(Collected data entries)
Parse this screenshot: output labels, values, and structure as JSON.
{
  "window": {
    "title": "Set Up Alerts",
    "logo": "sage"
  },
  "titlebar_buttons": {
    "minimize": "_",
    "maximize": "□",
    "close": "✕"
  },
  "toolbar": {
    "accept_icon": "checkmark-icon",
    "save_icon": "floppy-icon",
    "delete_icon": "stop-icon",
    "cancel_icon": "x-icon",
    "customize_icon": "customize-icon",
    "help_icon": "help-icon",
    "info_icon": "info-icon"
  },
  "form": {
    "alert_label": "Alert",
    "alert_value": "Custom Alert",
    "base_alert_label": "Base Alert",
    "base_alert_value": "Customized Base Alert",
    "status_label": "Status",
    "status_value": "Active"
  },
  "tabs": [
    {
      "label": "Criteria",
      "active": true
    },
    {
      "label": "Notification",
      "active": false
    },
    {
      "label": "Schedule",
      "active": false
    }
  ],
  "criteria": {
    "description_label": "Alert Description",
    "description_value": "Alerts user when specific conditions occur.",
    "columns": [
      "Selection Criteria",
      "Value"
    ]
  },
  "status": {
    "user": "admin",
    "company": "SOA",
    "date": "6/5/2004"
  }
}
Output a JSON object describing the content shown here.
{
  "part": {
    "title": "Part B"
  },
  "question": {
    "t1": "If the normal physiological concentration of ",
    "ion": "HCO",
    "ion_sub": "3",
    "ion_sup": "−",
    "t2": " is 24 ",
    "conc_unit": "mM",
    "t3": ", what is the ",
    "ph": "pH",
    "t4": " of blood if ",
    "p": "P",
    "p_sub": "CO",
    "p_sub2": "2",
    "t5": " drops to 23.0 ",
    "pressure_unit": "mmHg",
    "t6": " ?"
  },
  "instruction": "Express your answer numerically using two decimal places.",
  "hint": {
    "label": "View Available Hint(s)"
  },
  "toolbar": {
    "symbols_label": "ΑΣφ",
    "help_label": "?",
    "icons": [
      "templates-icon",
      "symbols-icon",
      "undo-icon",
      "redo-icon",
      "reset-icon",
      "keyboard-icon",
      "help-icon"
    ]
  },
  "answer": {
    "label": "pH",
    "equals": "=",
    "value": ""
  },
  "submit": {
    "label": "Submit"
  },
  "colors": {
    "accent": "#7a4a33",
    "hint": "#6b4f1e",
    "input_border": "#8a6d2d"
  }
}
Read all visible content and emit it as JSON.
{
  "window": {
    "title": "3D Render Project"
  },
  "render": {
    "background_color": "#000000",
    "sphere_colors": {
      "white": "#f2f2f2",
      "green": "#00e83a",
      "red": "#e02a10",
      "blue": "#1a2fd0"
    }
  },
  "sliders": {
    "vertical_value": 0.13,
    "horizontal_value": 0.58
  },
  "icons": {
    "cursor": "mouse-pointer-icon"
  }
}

= Goal =
Only the lines from the one that contains "Read all visible content and emit it as JSON." to the end of the data should be output, exactly as they appear.

= Written solution =
Read all visible content and emit it as JSON.
{
  "window": {
    "title": "3D Render Project"
  },
  "render": {
    "background_color": "#000000",
    "sphere_colors": {
      "white": "#f2f2f2",
      "green": "#00e83a",
      "red": "#e02a10",
      "blue": "#1a2fd0"
    }
  },
  "sliders": {
    "vertical_value": 0.13,
    "horizontal_value": 0.58
  },
  "icons": {
    "cursor": "mouse-pointer-icon"
  }
}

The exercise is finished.